EXERCISE AIM>
Answer with one number: the count of lines in the listing below that hold the word "Concentration".
# start of DATA FOR THE TASK
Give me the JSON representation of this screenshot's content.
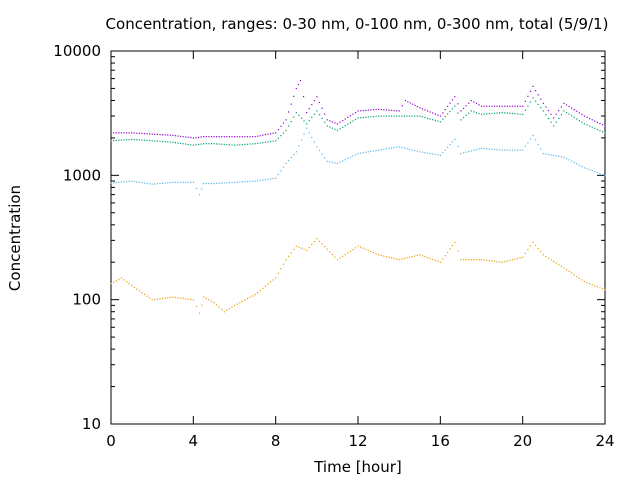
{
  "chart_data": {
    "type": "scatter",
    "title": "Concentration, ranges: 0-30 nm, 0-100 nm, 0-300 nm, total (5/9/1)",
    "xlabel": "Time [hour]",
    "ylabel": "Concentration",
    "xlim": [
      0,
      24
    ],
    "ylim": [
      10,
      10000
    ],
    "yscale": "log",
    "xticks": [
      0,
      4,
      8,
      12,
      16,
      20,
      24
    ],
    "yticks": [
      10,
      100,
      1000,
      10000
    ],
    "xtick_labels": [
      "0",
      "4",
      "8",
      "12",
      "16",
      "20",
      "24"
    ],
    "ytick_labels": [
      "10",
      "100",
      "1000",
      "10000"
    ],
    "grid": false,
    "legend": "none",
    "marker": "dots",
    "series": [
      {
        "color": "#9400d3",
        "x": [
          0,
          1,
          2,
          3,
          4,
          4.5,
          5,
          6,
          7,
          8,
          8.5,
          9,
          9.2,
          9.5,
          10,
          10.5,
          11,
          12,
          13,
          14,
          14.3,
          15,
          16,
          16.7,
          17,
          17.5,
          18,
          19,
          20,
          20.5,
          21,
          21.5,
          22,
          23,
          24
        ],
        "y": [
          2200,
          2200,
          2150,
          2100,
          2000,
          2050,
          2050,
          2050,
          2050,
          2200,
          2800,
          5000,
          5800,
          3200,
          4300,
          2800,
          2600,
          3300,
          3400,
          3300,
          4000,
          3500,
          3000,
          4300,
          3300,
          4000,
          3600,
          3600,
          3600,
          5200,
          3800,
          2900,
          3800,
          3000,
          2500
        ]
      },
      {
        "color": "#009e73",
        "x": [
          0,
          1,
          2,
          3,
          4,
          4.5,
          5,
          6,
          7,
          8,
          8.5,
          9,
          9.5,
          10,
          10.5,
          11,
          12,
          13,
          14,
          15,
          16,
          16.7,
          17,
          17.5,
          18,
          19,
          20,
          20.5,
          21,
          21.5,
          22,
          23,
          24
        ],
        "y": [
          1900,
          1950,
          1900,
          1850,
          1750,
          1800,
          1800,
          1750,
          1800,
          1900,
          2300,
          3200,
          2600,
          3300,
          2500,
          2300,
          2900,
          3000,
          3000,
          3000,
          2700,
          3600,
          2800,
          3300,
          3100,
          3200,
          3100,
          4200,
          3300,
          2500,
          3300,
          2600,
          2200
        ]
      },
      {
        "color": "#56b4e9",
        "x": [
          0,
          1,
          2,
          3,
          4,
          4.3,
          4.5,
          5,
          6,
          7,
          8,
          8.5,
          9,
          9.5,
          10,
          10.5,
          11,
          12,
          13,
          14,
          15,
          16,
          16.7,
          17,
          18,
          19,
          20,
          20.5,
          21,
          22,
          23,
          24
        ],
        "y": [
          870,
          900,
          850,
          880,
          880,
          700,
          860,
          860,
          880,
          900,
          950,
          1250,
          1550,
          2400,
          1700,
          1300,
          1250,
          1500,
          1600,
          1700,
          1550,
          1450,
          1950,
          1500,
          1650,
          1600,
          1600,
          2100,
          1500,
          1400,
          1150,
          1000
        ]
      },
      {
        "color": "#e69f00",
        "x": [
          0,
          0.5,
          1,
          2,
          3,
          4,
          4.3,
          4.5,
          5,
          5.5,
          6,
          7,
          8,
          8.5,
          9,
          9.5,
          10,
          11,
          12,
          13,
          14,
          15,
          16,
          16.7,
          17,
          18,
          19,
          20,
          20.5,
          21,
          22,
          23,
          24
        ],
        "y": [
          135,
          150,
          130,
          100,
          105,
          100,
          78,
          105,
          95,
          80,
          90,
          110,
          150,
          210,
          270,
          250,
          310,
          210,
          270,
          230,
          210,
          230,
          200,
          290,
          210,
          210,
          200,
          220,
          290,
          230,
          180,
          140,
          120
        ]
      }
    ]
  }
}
# end of DATA FOR THE TASK
RESULT OF THIS TASK>
2